Could you copy out the listing below line for line, with every character unchanged?

[Entries supplied]
+++

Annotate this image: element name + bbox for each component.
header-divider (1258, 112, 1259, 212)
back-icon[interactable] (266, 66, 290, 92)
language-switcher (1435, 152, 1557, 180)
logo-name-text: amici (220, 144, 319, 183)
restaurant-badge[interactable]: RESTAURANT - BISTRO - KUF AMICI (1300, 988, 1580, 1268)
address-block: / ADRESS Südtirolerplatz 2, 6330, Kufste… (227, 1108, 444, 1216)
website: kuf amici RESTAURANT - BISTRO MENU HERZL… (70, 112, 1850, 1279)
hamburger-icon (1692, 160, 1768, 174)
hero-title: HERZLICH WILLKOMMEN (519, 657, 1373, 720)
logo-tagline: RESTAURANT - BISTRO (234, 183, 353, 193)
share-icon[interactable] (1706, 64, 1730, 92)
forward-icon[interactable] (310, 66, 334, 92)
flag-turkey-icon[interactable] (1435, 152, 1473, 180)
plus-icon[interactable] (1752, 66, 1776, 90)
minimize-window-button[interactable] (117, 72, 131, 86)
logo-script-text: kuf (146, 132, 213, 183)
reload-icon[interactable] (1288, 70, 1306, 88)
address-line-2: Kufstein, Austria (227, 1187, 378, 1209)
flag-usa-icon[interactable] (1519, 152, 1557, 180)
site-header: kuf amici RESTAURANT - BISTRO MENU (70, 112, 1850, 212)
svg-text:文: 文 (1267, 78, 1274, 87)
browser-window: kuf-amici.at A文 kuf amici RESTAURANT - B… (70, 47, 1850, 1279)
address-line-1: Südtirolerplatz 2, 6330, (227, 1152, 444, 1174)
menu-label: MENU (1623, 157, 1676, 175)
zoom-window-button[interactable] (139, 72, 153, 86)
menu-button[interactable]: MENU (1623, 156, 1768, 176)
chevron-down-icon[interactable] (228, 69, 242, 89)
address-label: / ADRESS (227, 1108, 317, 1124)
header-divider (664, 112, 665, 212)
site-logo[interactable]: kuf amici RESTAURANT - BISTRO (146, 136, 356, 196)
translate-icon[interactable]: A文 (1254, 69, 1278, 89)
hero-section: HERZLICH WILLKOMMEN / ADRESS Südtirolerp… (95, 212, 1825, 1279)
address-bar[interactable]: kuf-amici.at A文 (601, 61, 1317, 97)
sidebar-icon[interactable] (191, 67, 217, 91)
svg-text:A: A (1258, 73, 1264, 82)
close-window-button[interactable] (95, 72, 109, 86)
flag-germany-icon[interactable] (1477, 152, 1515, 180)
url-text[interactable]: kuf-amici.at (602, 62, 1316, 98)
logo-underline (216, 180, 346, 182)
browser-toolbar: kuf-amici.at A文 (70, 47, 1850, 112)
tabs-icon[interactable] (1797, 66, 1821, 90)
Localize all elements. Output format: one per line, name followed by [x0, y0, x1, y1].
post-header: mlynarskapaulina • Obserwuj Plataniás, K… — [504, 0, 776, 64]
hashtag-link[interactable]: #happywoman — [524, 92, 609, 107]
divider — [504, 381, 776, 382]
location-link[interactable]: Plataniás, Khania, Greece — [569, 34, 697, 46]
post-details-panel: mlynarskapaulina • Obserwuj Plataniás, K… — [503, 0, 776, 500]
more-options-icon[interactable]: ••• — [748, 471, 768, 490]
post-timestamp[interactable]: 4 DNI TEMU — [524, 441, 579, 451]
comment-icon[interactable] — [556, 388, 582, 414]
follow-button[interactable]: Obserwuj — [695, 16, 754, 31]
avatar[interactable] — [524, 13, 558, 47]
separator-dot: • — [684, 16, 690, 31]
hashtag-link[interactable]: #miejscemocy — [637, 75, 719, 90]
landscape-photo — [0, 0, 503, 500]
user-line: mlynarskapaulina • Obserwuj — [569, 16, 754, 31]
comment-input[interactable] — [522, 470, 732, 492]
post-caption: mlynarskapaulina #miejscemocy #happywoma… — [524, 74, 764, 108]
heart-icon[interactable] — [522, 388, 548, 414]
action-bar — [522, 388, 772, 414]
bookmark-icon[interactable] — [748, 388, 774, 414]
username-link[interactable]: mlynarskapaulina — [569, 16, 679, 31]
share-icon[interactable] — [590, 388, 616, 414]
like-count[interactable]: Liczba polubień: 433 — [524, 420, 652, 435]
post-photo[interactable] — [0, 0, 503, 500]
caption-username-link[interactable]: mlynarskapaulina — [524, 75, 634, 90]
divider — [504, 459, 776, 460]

+++

[Problem solution]
Annotate this image: element name + bbox for each component.
header-divider (1258, 112, 1259, 212)
back-icon[interactable] (266, 66, 290, 92)
language-switcher (1435, 152, 1557, 180)
logo-name-text: amici (220, 144, 319, 183)
restaurant-badge[interactable]: RESTAURANT - BISTRO - KUF AMICI (1300, 988, 1580, 1268)
address-block: / ADRESS Südtirolerplatz 2, 6330, Kufste… (227, 1108, 444, 1216)
website: kuf amici RESTAURANT - BISTRO MENU HERZL… (70, 112, 1850, 1279)
hamburger-icon (1692, 160, 1768, 174)
hero-title: HERZLICH WILLKOMMEN (519, 657, 1373, 720)
logo-tagline: RESTAURANT - BISTRO (234, 183, 353, 193)
share-icon[interactable] (1706, 64, 1730, 92)
forward-icon[interactable] (310, 66, 334, 92)
flag-turkey-icon[interactable] (1435, 152, 1473, 180)
plus-icon[interactable] (1752, 66, 1776, 90)
minimize-window-button[interactable] (117, 72, 131, 86)
logo-script-text: kuf (146, 132, 213, 183)
reload-icon[interactable] (1288, 70, 1306, 88)
address-line-2: Kufstein, Austria (227, 1187, 378, 1209)
flag-usa-icon[interactable] (1519, 152, 1557, 180)
site-header: kuf amici RESTAURANT - BISTRO MENU (70, 112, 1850, 212)
svg-text:文: 文 (1267, 78, 1274, 87)
browser-window: kuf-amici.at A文 kuf amici RESTAURANT - B… (70, 47, 1850, 1279)
address-line-1: Südtirolerplatz 2, 6330, (227, 1152, 444, 1174)
menu-label: MENU (1623, 157, 1676, 175)
zoom-window-button[interactable] (139, 72, 153, 86)
menu-button[interactable]: MENU (1623, 156, 1768, 176)
chevron-down-icon[interactable] (228, 69, 242, 89)
address-label: / ADRESS (227, 1108, 317, 1124)
header-divider (664, 112, 665, 212)
site-logo[interactable]: kuf amici RESTAURANT - BISTRO (146, 136, 356, 196)
translate-icon[interactable]: A文 (1254, 69, 1278, 89)
hero-section: HERZLICH WILLKOMMEN / ADRESS Südtirolerp… (95, 212, 1825, 1279)
address-bar[interactable]: kuf-amici.at A文 (601, 61, 1317, 97)
sidebar-icon[interactable] (191, 67, 217, 91)
svg-text:A: A (1258, 73, 1264, 82)
close-window-button[interactable] (95, 72, 109, 86)
flag-germany-icon[interactable] (1477, 152, 1515, 180)
url-text[interactable]: kuf-amici.at (602, 62, 1316, 98)
logo-underline (216, 180, 346, 182)
browser-toolbar: kuf-amici.at A文 (70, 47, 1850, 112)
tabs-icon[interactable] (1797, 66, 1821, 90)
Localize all elements. Output format: one per line, name followed by [x0, y0, x1, y1].
post-header: mlynarskapaulina • Obserwuj Plataniás, K… — [504, 0, 776, 64]
hashtag-link[interactable]: #happywoman — [524, 92, 609, 107]
divider — [504, 381, 776, 382]
location-link[interactable]: Plataniás, Khania, Greece — [569, 34, 697, 46]
post-details-panel: mlynarskapaulina • Obserwuj Plataniás, K… — [503, 0, 776, 500]
more-options-icon[interactable]: ••• — [748, 471, 768, 490]
post-timestamp[interactable]: 4 DNI TEMU — [524, 441, 579, 451]
comment-icon[interactable] — [556, 388, 582, 414]
follow-button[interactable]: Obserwuj — [695, 16, 754, 31]
avatar[interactable] — [524, 13, 558, 47]
separator-dot: • — [684, 16, 690, 31]
hashtag-link[interactable]: #miejscemocy — [637, 75, 719, 90]
landscape-photo — [0, 0, 503, 500]
user-line: mlynarskapaulina • Obserwuj — [569, 16, 754, 31]
comment-input[interactable] — [522, 470, 732, 492]
post-caption: mlynarskapaulina #miejscemocy #happywoma… — [524, 74, 764, 108]
heart-icon[interactable] — [522, 388, 548, 414]
action-bar — [522, 388, 772, 414]
bookmark-icon[interactable] — [748, 388, 774, 414]
username-link[interactable]: mlynarskapaulina — [569, 16, 679, 31]
share-icon[interactable] — [590, 388, 616, 414]
like-count[interactable]: Liczba polubień: 433 — [524, 420, 652, 435]
post-photo[interactable] — [0, 0, 503, 500]
caption-username-link[interactable]: mlynarskapaulina — [524, 75, 634, 90]
divider — [504, 459, 776, 460]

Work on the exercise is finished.